[What you should do]: Transcribe each entry below exactly. Pictures do not go in the copy.

[Stored records]

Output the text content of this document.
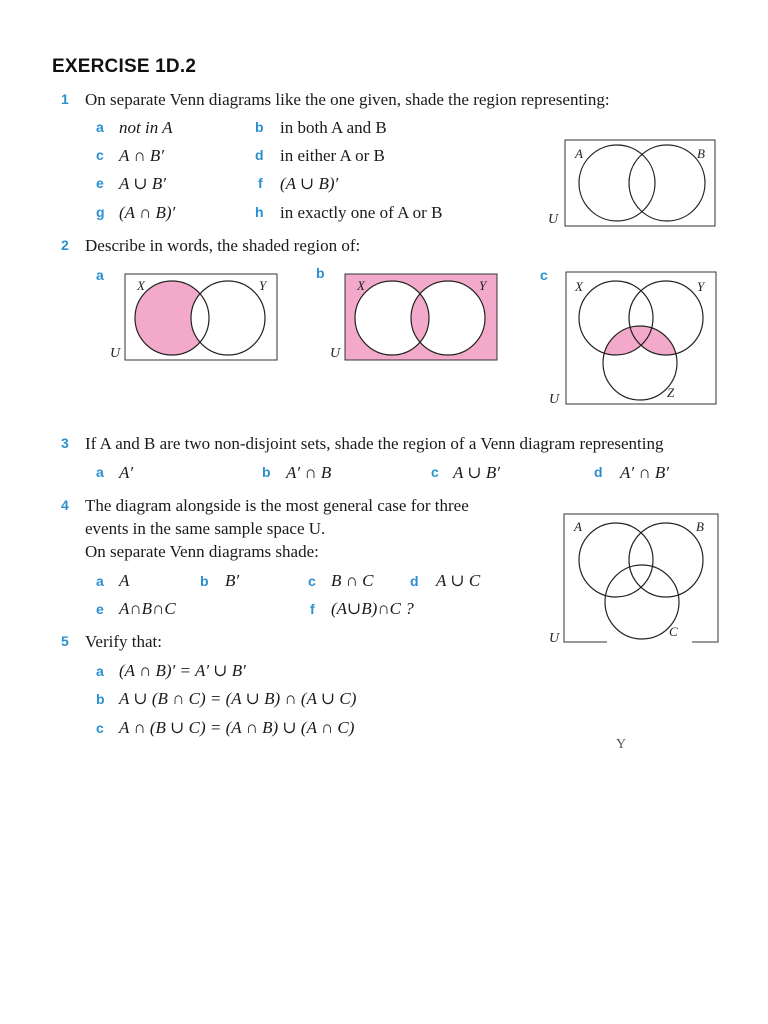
EXERCISE 1D.2
1 On separate Venn diagrams like the one given, shade the region representing:
a not in A	b in both A and B
c A ∩ B′	d in either A or B
e A ∪ B′	f (A ∪ B)′
g (A ∩ B)′	h in exactly one of A or B
A	B
U
2 Describe in words, the shaded region of:
a	b	c
X	Y
U
X	Y
U
X	Y
Z
U
3 If A and B are two non-disjoint sets, shade the region of a Venn diagram representing
a A′	b A′ ∩ B	c A ∪ B′	d A′ ∩ B′
4 The diagram alongside is the most general case for three
events in the same sample space U.
On separate Venn diagrams shade:
a A	b B′	c B ∩ C	d A ∪ C
e A∩B∩C	f (A∪B)∩C ?
A	B
C
U
5 Verify that:
a (A ∩ B)′ = A′ ∪ B′
b A ∪ (B ∩ C) = (A ∪ B) ∩ (A ∪ C)
c A ∩ (B ∪ C) = (A ∩ B) ∪ (A ∩ C)
Y
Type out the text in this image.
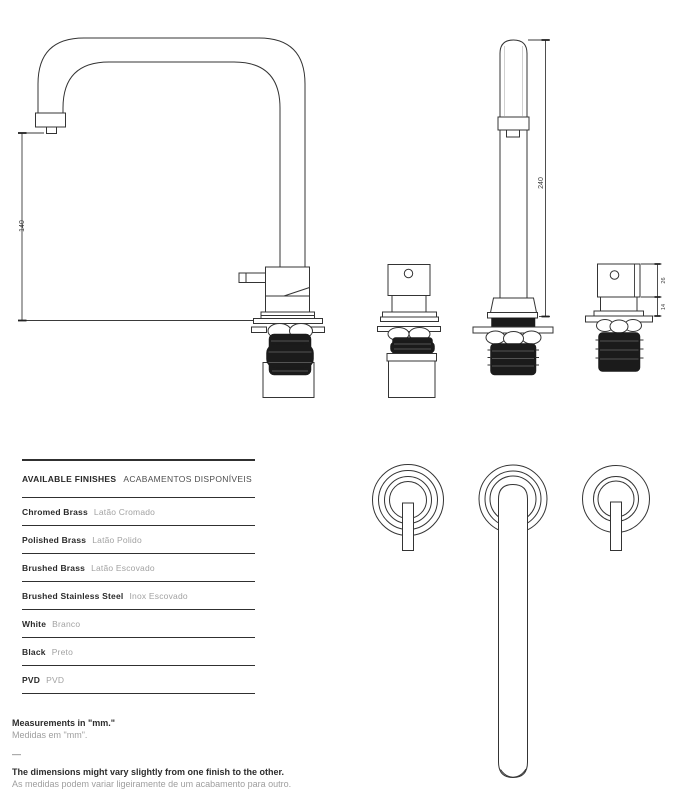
140
240
26
14
AVAILABLE FINISHES ACABAMENTOS DISPONÍVEIS
Chromed Brass Latão Cromado
Polished Brass Latão Polido
Brushed Brass Latão Escovado
Brushed Stainless Steel Inox Escovado
White Branco
Black Preto
PVD PVD
Measurements in "mm."
Medidas em "mm".
—
The dimensions might vary slightly from one finish to the other.
As medidas podem variar ligeiramente de um acabamento para outro.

[Result for this exercise]:
Output the text content of this document.
EXERCISE 1D.2
1 On separate Venn diagrams like the one given, shade the region representing:
a not in A	b in both A and B
c A ∩ B′	d in either A or B
e A ∪ B′	f (A ∪ B)′
g (A ∩ B)′	h in exactly one of A or B
A	B
U
2 Describe in words, the shaded region of:
a	b	c
X	Y
U
X	Y
U
X	Y
Z
U
3 If A and B are two non-disjoint sets, shade the region of a Venn diagram representing
a A′	b A′ ∩ B	c A ∪ B′	d A′ ∩ B′
4 The diagram alongside is the most general case for three
events in the same sample space U.
On separate Venn diagrams shade:
a A	b B′	c B ∩ C	d A ∪ C
e A∩B∩C	f (A∪B)∩C ?
A	B
C
U
5 Verify that:
a (A ∩ B)′ = A′ ∪ B′
b A ∪ (B ∩ C) = (A ∪ B) ∩ (A ∪ C)
c A ∩ (B ∪ C) = (A ∩ B) ∪ (A ∩ C)
Y
Type out the text in this image.
140
240
26
14
AVAILABLE FINISHES ACABAMENTOS DISPONÍVEIS
Chromed Brass Latão Cromado
Polished Brass Latão Polido
Brushed Brass Latão Escovado
Brushed Stainless Steel Inox Escovado
White Branco
Black Preto
PVD PVD
Measurements in "mm."
Medidas em "mm".
—
The dimensions might vary slightly from one finish to the other.
As medidas podem variar ligeiramente de um acabamento para outro.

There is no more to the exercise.